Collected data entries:
** begin **

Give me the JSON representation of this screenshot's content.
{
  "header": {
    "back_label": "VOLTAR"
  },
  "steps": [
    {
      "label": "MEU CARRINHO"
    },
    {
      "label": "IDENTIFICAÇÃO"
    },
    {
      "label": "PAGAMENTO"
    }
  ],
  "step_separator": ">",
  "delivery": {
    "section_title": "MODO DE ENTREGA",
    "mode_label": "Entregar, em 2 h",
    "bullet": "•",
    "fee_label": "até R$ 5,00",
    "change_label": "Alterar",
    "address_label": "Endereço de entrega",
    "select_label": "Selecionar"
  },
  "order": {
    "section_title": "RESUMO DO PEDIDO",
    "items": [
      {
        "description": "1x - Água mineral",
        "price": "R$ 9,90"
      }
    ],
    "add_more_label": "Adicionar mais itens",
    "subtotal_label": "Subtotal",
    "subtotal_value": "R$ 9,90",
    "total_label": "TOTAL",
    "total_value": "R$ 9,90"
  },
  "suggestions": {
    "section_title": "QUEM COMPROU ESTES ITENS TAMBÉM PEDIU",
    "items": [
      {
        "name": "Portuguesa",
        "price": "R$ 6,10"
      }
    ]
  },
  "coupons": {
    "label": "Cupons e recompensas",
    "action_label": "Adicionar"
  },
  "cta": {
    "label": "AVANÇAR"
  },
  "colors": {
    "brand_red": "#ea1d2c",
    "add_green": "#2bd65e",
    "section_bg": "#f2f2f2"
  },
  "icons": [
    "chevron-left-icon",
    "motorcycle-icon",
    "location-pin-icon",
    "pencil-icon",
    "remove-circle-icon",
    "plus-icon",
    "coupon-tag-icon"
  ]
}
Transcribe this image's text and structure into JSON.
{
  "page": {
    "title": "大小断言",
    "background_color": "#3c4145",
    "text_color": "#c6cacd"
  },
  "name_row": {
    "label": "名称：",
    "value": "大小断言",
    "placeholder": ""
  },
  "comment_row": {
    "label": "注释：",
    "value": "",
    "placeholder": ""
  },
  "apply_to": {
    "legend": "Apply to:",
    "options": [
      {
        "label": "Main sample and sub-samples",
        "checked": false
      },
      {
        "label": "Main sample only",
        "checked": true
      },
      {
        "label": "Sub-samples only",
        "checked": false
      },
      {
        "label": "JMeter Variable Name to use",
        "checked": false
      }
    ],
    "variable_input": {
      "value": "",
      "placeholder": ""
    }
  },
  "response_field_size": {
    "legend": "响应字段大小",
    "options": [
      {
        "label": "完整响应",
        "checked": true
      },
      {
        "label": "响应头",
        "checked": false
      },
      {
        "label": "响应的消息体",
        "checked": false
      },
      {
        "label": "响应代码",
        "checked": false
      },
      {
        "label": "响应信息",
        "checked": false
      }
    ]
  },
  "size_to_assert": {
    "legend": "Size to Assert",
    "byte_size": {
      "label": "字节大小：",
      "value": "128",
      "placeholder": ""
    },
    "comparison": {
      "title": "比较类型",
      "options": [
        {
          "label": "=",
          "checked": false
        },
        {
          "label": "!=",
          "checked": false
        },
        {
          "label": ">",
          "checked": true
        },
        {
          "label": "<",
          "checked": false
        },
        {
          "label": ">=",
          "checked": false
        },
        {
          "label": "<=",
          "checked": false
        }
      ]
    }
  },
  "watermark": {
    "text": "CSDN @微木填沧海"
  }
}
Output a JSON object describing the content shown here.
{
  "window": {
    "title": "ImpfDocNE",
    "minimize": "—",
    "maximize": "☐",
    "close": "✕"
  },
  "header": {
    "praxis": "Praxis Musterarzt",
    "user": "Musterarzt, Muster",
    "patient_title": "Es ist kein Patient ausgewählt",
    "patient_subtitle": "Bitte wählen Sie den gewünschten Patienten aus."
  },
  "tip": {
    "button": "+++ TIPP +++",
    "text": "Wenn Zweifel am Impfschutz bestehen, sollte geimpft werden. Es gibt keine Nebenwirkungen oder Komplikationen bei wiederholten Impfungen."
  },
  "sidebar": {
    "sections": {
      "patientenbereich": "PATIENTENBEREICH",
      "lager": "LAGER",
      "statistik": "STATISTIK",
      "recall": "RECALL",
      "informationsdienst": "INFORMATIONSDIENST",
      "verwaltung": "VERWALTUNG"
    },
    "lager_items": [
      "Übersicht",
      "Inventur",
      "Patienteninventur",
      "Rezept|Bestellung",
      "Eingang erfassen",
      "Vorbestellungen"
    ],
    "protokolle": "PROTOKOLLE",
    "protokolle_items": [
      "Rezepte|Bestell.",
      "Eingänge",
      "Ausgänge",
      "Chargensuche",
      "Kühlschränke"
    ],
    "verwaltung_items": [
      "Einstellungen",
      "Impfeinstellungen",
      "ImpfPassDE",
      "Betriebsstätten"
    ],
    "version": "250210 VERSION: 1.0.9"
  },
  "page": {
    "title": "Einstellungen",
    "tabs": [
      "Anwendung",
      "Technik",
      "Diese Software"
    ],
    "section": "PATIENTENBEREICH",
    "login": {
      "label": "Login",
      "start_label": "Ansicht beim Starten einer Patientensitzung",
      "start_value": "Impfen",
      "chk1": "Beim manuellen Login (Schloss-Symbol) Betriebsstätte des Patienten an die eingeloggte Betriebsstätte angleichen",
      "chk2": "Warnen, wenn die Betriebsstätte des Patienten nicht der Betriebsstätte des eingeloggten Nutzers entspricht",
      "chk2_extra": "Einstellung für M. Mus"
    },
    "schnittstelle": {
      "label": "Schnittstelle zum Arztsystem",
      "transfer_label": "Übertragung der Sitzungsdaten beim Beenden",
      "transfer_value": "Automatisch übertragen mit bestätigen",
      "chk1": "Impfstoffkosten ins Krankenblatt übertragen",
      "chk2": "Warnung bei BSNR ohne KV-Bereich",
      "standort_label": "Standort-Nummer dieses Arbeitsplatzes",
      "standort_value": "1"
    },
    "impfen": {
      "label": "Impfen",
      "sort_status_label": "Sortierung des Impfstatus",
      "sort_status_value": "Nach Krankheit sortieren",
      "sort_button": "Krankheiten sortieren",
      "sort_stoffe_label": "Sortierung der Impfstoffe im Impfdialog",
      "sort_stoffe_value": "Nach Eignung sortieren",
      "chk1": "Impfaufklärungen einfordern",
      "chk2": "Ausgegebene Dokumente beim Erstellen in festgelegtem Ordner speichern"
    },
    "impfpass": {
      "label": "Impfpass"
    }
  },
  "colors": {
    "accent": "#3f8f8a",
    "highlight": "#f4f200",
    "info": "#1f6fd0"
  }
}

** end **

What is being asked: Each record above should be output again exactly.

Solution for this problem:
Give me the JSON representation of this screenshot's content.
{
  "header": {
    "back_label": "VOLTAR"
  },
  "steps": [
    {
      "label": "MEU CARRINHO"
    },
    {
      "label": "IDENTIFICAÇÃO"
    },
    {
      "label": "PAGAMENTO"
    }
  ],
  "step_separator": ">",
  "delivery": {
    "section_title": "MODO DE ENTREGA",
    "mode_label": "Entregar, em 2 h",
    "bullet": "•",
    "fee_label": "até R$ 5,00",
    "change_label": "Alterar",
    "address_label": "Endereço de entrega",
    "select_label": "Selecionar"
  },
  "order": {
    "section_title": "RESUMO DO PEDIDO",
    "items": [
      {
        "description": "1x - Água mineral",
        "price": "R$ 9,90"
      }
    ],
    "add_more_label": "Adicionar mais itens",
    "subtotal_label": "Subtotal",
    "subtotal_value": "R$ 9,90",
    "total_label": "TOTAL",
    "total_value": "R$ 9,90"
  },
  "suggestions": {
    "section_title": "QUEM COMPROU ESTES ITENS TAMBÉM PEDIU",
    "items": [
      {
        "name": "Portuguesa",
        "price": "R$ 6,10"
      }
    ]
  },
  "coupons": {
    "label": "Cupons e recompensas",
    "action_label": "Adicionar"
  },
  "cta": {
    "label": "AVANÇAR"
  },
  "colors": {
    "brand_red": "#ea1d2c",
    "add_green": "#2bd65e",
    "section_bg": "#f2f2f2"
  },
  "icons": [
    "chevron-left-icon",
    "motorcycle-icon",
    "location-pin-icon",
    "pencil-icon",
    "remove-circle-icon",
    "plus-icon",
    "coupon-tag-icon"
  ]
}
Transcribe this image's text and structure into JSON.
{
  "page": {
    "title": "大小断言",
    "background_color": "#3c4145",
    "text_color": "#c6cacd"
  },
  "name_row": {
    "label": "名称：",
    "value": "大小断言",
    "placeholder": ""
  },
  "comment_row": {
    "label": "注释：",
    "value": "",
    "placeholder": ""
  },
  "apply_to": {
    "legend": "Apply to:",
    "options": [
      {
        "label": "Main sample and sub-samples",
        "checked": false
      },
      {
        "label": "Main sample only",
        "checked": true
      },
      {
        "label": "Sub-samples only",
        "checked": false
      },
      {
        "label": "JMeter Variable Name to use",
        "checked": false
      }
    ],
    "variable_input": {
      "value": "",
      "placeholder": ""
    }
  },
  "response_field_size": {
    "legend": "响应字段大小",
    "options": [
      {
        "label": "完整响应",
        "checked": true
      },
      {
        "label": "响应头",
        "checked": false
      },
      {
        "label": "响应的消息体",
        "checked": false
      },
      {
        "label": "响应代码",
        "checked": false
      },
      {
        "label": "响应信息",
        "checked": false
      }
    ]
  },
  "size_to_assert": {
    "legend": "Size to Assert",
    "byte_size": {
      "label": "字节大小：",
      "value": "128",
      "placeholder": ""
    },
    "comparison": {
      "title": "比较类型",
      "options": [
        {
          "label": "=",
          "checked": false
        },
        {
          "label": "!=",
          "checked": false
        },
        {
          "label": ">",
          "checked": true
        },
        {
          "label": "<",
          "checked": false
        },
        {
          "label": ">=",
          "checked": false
        },
        {
          "label": "<=",
          "checked": false
        }
      ]
    }
  },
  "watermark": {
    "text": "CSDN @微木填沧海"
  }
}
Output a JSON object describing the content shown here.
{
  "window": {
    "title": "ImpfDocNE",
    "minimize": "—",
    "maximize": "☐",
    "close": "✕"
  },
  "header": {
    "praxis": "Praxis Musterarzt",
    "user": "Musterarzt, Muster",
    "patient_title": "Es ist kein Patient ausgewählt",
    "patient_subtitle": "Bitte wählen Sie den gewünschten Patienten aus."
  },
  "tip": {
    "button": "+++ TIPP +++",
    "text": "Wenn Zweifel am Impfschutz bestehen, sollte geimpft werden. Es gibt keine Nebenwirkungen oder Komplikationen bei wiederholten Impfungen."
  },
  "sidebar": {
    "sections": {
      "patientenbereich": "PATIENTENBEREICH",
      "lager": "LAGER",
      "statistik": "STATISTIK",
      "recall": "RECALL",
      "informationsdienst": "INFORMATIONSDIENST",
      "verwaltung": "VERWALTUNG"
    },
    "lager_items": [
      "Übersicht",
      "Inventur",
      "Patienteninventur",
      "Rezept|Bestellung",
      "Eingang erfassen",
      "Vorbestellungen"
    ],
    "protokolle": "PROTOKOLLE",
    "protokolle_items": [
      "Rezepte|Bestell.",
      "Eingänge",
      "Ausgänge",
      "Chargensuche",
      "Kühlschränke"
    ],
    "verwaltung_items": [
      "Einstellungen",
      "Impfeinstellungen",
      "ImpfPassDE",
      "Betriebsstätten"
    ],
    "version": "250210 VERSION: 1.0.9"
  },
  "page": {
    "title": "Einstellungen",
    "tabs": [
      "Anwendung",
      "Technik",
      "Diese Software"
    ],
    "section": "PATIENTENBEREICH",
    "login": {
      "label": "Login",
      "start_label": "Ansicht beim Starten einer Patientensitzung",
      "start_value": "Impfen",
      "chk1": "Beim manuellen Login (Schloss-Symbol) Betriebsstätte des Patienten an die eingeloggte Betriebsstätte angleichen",
      "chk2": "Warnen, wenn die Betriebsstätte des Patienten nicht der Betriebsstätte des eingeloggten Nutzers entspricht",
      "chk2_extra": "Einstellung für M. Mus"
    },
    "schnittstelle": {
      "label": "Schnittstelle zum Arztsystem",
      "transfer_label": "Übertragung der Sitzungsdaten beim Beenden",
      "transfer_value": "Automatisch übertragen mit bestätigen",
      "chk1": "Impfstoffkosten ins Krankenblatt übertragen",
      "chk2": "Warnung bei BSNR ohne KV-Bereich",
      "standort_label": "Standort-Nummer dieses Arbeitsplatzes",
      "standort_value": "1"
    },
    "impfen": {
      "label": "Impfen",
      "sort_status_label": "Sortierung des Impfstatus",
      "sort_status_value": "Nach Krankheit sortieren",
      "sort_button": "Krankheiten sortieren",
      "sort_stoffe_label": "Sortierung der Impfstoffe im Impfdialog",
      "sort_stoffe_value": "Nach Eignung sortieren",
      "chk1": "Impfaufklärungen einfordern",
      "chk2": "Ausgegebene Dokumente beim Erstellen in festgelegtem Ordner speichern"
    },
    "impfpass": {
      "label": "Impfpass"
    }
  },
  "colors": {
    "accent": "#3f8f8a",
    "highlight": "#f4f200",
    "info": "#1f6fd0"
  }
}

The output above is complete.